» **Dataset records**
__________________________________________________

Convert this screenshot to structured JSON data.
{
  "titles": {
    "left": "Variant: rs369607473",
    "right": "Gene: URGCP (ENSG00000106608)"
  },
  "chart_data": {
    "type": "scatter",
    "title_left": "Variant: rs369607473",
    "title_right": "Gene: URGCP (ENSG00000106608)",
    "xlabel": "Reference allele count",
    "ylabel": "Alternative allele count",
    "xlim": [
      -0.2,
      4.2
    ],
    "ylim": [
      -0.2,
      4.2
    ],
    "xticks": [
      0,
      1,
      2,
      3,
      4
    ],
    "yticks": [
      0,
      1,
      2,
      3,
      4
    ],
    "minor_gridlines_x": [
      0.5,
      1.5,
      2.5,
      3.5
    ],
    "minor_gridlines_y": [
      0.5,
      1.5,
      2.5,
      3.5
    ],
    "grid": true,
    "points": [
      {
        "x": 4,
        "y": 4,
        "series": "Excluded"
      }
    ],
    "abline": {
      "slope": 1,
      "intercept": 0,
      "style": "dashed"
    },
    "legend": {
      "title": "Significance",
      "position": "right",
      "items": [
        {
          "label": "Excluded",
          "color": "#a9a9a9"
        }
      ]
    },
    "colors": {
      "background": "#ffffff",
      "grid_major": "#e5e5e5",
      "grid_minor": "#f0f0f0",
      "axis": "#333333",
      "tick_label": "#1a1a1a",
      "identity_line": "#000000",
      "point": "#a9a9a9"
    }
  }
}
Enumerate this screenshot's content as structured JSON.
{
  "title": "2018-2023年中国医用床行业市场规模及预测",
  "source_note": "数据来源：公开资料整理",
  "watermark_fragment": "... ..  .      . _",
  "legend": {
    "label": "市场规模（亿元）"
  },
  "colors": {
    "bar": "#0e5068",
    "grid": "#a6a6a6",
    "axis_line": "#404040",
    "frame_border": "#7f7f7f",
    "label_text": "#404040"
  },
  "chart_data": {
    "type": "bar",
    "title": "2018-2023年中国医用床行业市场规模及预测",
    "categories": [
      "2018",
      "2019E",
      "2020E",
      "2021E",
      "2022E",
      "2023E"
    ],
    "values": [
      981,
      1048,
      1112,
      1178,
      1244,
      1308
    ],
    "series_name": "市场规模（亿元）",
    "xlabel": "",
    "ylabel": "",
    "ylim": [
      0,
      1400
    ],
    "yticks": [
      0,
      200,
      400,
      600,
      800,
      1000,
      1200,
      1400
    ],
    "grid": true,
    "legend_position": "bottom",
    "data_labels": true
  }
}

__________________________________________________

» **DESCRIPTION OF THE TASK**
Everything in the listing above should be restated exactly.

» **SOLUTION FOR THIS TASK**
Convert this screenshot to structured JSON data.
{
  "titles": {
    "left": "Variant: rs369607473",
    "right": "Gene: URGCP (ENSG00000106608)"
  },
  "chart_data": {
    "type": "scatter",
    "title_left": "Variant: rs369607473",
    "title_right": "Gene: URGCP (ENSG00000106608)",
    "xlabel": "Reference allele count",
    "ylabel": "Alternative allele count",
    "xlim": [
      -0.2,
      4.2
    ],
    "ylim": [
      -0.2,
      4.2
    ],
    "xticks": [
      0,
      1,
      2,
      3,
      4
    ],
    "yticks": [
      0,
      1,
      2,
      3,
      4
    ],
    "minor_gridlines_x": [
      0.5,
      1.5,
      2.5,
      3.5
    ],
    "minor_gridlines_y": [
      0.5,
      1.5,
      2.5,
      3.5
    ],
    "grid": true,
    "points": [
      {
        "x": 4,
        "y": 4,
        "series": "Excluded"
      }
    ],
    "abline": {
      "slope": 1,
      "intercept": 0,
      "style": "dashed"
    },
    "legend": {
      "title": "Significance",
      "position": "right",
      "items": [
        {
          "label": "Excluded",
          "color": "#a9a9a9"
        }
      ]
    },
    "colors": {
      "background": "#ffffff",
      "grid_major": "#e5e5e5",
      "grid_minor": "#f0f0f0",
      "axis": "#333333",
      "tick_label": "#1a1a1a",
      "identity_line": "#000000",
      "point": "#a9a9a9"
    }
  }
}
Enumerate this screenshot's content as structured JSON.
{
  "title": "2018-2023年中国医用床行业市场规模及预测",
  "source_note": "数据来源：公开资料整理",
  "watermark_fragment": "... ..  .      . _",
  "legend": {
    "label": "市场规模（亿元）"
  },
  "colors": {
    "bar": "#0e5068",
    "grid": "#a6a6a6",
    "axis_line": "#404040",
    "frame_border": "#7f7f7f",
    "label_text": "#404040"
  },
  "chart_data": {
    "type": "bar",
    "title": "2018-2023年中国医用床行业市场规模及预测",
    "categories": [
      "2018",
      "2019E",
      "2020E",
      "2021E",
      "2022E",
      "2023E"
    ],
    "values": [
      981,
      1048,
      1112,
      1178,
      1244,
      1308
    ],
    "series_name": "市场规模（亿元）",
    "xlabel": "",
    "ylabel": "",
    "ylim": [
      0,
      1400
    ],
    "yticks": [
      0,
      200,
      400,
      600,
      800,
      1000,
      1200,
      1400
    ],
    "grid": true,
    "legend_position": "bottom",
    "data_labels": true
  }
}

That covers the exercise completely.